## What you have to do
Render every entry exactly as it appears.

Saved entries:
□ □ □ □
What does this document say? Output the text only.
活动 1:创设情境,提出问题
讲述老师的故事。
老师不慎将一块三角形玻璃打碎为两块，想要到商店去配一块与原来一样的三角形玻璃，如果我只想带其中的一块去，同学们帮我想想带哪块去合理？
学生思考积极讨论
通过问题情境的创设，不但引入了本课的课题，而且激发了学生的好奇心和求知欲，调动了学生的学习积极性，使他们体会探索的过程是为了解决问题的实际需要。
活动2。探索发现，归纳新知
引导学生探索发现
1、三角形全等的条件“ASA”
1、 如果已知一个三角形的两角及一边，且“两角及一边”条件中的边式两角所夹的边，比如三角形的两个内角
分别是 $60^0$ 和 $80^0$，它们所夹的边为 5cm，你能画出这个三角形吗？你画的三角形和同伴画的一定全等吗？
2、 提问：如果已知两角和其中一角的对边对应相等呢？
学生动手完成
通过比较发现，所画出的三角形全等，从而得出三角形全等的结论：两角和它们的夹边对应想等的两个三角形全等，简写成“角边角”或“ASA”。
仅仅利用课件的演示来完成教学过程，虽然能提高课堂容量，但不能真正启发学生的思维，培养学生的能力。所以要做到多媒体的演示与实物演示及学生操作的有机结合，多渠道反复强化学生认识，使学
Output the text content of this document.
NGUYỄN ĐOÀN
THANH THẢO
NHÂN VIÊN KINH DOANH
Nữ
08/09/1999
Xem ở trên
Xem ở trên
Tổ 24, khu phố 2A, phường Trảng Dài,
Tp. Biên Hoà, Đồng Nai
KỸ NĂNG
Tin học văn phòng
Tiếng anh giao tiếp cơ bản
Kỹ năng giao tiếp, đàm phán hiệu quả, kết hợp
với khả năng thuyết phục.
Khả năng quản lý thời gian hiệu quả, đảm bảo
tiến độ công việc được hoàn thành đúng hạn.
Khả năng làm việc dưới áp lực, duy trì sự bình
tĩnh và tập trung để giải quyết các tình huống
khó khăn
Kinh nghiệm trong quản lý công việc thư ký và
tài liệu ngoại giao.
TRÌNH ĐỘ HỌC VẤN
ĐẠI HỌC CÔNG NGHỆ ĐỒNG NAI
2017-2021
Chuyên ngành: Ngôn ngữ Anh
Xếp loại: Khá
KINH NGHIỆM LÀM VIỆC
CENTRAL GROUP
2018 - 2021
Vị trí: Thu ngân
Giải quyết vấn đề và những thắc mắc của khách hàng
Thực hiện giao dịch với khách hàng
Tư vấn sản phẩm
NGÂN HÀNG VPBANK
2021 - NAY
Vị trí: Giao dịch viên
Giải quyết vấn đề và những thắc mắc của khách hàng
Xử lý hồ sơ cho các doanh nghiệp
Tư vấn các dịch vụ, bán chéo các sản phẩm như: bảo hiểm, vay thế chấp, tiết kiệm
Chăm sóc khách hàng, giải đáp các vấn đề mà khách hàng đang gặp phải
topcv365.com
□ □ □ □
## Correct output
What does this document say? Output the text only.
活动 1:创设情境,提出问题
讲述老师的故事。
老师不慎将一块三角形玻璃打碎为两块，想要到商店去配一块与原来一样的三角形玻璃，如果我只想带其中的一块去，同学们帮我想想带哪块去合理？
学生思考积极讨论
通过问题情境的创设，不但引入了本课的课题，而且激发了学生的好奇心和求知欲，调动了学生的学习积极性，使他们体会探索的过程是为了解决问题的实际需要。
活动2。探索发现，归纳新知
引导学生探索发现
1、三角形全等的条件“ASA”
1、 如果已知一个三角形的两角及一边，且“两角及一边”条件中的边式两角所夹的边，比如三角形的两个内角
分别是 $60^0$ 和 $80^0$，它们所夹的边为 5cm，你能画出这个三角形吗？你画的三角形和同伴画的一定全等吗？
2、 提问：如果已知两角和其中一角的对边对应相等呢？
学生动手完成
通过比较发现，所画出的三角形全等，从而得出三角形全等的结论：两角和它们的夹边对应想等的两个三角形全等，简写成“角边角”或“ASA”。
仅仅利用课件的演示来完成教学过程，虽然能提高课堂容量，但不能真正启发学生的思维，培养学生的能力。所以要做到多媒体的演示与实物演示及学生操作的有机结合，多渠道反复强化学生认识，使学
Output the text content of this document.
NGUYỄN ĐOÀN
THANH THẢO
NHÂN VIÊN KINH DOANH
Nữ
08/09/1999
Xem ở trên
Xem ở trên
Tổ 24, khu phố 2A, phường Trảng Dài,
Tp. Biên Hoà, Đồng Nai
KỸ NĂNG
Tin học văn phòng
Tiếng anh giao tiếp cơ bản
Kỹ năng giao tiếp, đàm phán hiệu quả, kết hợp
với khả năng thuyết phục.
Khả năng quản lý thời gian hiệu quả, đảm bảo
tiến độ công việc được hoàn thành đúng hạn.
Khả năng làm việc dưới áp lực, duy trì sự bình
tĩnh và tập trung để giải quyết các tình huống
khó khăn
Kinh nghiệm trong quản lý công việc thư ký và
tài liệu ngoại giao.
TRÌNH ĐỘ HỌC VẤN
ĐẠI HỌC CÔNG NGHỆ ĐỒNG NAI
2017-2021
Chuyên ngành: Ngôn ngữ Anh
Xếp loại: Khá
KINH NGHIỆM LÀM VIỆC
CENTRAL GROUP
2018 - 2021
Vị trí: Thu ngân
Giải quyết vấn đề và những thắc mắc của khách hàng
Thực hiện giao dịch với khách hàng
Tư vấn sản phẩm
NGÂN HÀNG VPBANK
2021 - NAY
Vị trí: Giao dịch viên
Giải quyết vấn đề và những thắc mắc của khách hàng
Xử lý hồ sơ cho các doanh nghiệp
Tư vấn các dịch vụ, bán chéo các sản phẩm như: bảo hiểm, vay thế chấp, tiết kiệm
Chăm sóc khách hàng, giải đáp các vấn đề mà khách hàng đang gặp phải
topcv365.com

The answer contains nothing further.